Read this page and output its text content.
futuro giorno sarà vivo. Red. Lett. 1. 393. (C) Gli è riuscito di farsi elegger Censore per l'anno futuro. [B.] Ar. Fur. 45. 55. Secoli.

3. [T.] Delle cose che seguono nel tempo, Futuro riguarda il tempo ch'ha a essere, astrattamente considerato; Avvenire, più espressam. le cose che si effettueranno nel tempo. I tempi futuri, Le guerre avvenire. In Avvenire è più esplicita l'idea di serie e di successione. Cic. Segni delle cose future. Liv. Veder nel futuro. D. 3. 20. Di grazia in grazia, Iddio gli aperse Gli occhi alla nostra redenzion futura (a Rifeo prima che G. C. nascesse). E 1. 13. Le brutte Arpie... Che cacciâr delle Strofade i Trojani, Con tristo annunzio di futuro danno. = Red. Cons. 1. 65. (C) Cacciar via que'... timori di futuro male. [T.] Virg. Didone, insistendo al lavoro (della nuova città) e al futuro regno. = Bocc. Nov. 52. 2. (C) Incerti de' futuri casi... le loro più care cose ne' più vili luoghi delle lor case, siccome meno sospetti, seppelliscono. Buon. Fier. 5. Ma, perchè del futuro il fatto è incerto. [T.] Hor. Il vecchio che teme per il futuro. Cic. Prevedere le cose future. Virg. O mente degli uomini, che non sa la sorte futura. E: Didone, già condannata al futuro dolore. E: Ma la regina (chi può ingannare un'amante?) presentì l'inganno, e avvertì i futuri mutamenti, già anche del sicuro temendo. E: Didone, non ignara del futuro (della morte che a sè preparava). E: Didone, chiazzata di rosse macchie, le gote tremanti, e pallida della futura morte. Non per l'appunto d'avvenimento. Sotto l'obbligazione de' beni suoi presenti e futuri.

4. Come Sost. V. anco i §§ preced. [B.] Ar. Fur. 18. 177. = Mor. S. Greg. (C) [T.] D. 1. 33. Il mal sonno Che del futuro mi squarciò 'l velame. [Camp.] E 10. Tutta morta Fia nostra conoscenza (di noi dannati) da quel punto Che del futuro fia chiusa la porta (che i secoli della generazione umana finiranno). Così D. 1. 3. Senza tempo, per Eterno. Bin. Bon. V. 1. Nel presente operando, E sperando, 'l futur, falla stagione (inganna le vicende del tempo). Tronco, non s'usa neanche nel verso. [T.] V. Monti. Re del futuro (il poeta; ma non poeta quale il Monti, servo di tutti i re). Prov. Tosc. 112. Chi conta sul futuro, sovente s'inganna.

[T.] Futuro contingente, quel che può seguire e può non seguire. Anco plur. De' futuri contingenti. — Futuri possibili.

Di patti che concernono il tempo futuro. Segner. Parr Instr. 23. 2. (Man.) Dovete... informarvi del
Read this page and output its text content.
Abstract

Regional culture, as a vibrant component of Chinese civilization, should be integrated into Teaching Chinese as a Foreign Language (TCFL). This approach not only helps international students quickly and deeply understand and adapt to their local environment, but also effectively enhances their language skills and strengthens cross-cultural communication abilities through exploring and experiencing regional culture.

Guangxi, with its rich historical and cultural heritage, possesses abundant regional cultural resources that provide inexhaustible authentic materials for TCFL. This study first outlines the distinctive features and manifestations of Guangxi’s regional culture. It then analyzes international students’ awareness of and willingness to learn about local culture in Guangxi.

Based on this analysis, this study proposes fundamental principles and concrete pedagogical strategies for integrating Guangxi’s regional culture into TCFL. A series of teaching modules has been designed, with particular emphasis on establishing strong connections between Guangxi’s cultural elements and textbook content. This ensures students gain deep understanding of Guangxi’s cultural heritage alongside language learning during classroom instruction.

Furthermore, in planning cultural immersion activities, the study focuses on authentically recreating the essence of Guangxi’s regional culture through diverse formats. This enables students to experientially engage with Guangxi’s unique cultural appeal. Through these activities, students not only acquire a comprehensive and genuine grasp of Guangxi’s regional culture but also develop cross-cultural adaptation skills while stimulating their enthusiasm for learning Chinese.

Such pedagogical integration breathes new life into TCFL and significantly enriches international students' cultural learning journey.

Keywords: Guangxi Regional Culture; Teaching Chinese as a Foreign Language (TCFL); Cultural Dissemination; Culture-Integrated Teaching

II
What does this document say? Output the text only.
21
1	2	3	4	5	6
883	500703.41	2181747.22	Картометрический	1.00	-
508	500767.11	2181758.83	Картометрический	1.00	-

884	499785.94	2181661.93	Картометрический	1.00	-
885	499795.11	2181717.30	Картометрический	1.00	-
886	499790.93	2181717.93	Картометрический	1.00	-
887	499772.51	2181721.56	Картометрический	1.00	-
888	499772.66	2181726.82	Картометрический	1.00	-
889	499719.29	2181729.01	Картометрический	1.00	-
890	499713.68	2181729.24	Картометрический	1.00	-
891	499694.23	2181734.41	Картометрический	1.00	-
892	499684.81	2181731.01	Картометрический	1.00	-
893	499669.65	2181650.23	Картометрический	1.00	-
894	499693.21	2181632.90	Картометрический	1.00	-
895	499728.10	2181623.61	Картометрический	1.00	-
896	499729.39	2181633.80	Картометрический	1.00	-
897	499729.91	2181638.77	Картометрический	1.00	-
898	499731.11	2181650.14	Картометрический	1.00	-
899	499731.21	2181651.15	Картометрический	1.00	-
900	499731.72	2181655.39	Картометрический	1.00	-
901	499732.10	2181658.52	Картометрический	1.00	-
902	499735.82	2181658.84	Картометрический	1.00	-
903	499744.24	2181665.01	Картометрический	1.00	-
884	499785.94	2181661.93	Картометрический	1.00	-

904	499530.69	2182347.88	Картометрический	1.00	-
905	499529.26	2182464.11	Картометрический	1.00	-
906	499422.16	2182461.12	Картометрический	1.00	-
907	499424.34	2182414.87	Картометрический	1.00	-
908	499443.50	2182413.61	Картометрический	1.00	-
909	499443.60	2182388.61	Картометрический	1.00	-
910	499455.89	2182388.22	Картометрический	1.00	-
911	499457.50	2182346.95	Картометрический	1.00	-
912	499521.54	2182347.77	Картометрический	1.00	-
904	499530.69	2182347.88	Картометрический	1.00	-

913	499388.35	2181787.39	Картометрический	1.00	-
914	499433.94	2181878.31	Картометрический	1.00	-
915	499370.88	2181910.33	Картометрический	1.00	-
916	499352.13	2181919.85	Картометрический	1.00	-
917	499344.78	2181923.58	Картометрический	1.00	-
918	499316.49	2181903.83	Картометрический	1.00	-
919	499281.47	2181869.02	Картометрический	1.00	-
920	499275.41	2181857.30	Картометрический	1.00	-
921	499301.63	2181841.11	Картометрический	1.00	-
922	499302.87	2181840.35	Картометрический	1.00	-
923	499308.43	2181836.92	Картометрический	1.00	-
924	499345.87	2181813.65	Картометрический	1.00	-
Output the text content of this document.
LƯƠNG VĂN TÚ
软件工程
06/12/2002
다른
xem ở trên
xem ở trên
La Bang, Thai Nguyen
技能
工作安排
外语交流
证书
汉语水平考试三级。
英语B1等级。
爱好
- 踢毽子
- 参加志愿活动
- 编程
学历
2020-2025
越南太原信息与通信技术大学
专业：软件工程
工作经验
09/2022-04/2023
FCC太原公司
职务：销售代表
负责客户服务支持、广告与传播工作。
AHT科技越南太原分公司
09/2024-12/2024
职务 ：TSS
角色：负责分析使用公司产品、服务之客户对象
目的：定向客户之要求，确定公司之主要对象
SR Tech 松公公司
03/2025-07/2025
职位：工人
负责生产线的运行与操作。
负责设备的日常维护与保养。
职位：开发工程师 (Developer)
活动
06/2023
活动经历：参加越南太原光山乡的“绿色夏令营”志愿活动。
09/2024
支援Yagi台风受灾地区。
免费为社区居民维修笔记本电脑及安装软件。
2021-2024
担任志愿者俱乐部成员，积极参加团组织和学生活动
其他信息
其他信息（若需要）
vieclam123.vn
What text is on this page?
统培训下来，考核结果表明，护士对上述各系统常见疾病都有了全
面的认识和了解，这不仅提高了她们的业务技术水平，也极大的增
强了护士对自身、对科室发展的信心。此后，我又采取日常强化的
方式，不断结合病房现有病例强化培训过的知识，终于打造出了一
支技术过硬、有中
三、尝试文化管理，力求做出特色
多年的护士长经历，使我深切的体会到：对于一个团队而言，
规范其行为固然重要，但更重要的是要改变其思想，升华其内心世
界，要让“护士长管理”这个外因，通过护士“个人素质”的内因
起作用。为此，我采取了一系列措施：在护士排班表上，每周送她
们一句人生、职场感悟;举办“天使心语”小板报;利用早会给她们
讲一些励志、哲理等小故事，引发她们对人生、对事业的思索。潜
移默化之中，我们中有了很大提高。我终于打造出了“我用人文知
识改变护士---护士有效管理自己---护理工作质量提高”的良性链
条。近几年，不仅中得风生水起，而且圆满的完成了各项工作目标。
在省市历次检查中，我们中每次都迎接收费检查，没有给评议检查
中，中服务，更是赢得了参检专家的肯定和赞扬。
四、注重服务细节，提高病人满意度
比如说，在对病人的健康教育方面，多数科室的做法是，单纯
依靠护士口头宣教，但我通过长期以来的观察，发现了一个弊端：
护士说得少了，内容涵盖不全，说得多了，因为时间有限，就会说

========================================

EXERCISE PROMPT: Going through the records above, state how many lines carry "What", with no other text.

WRITTEN ANSWER: 2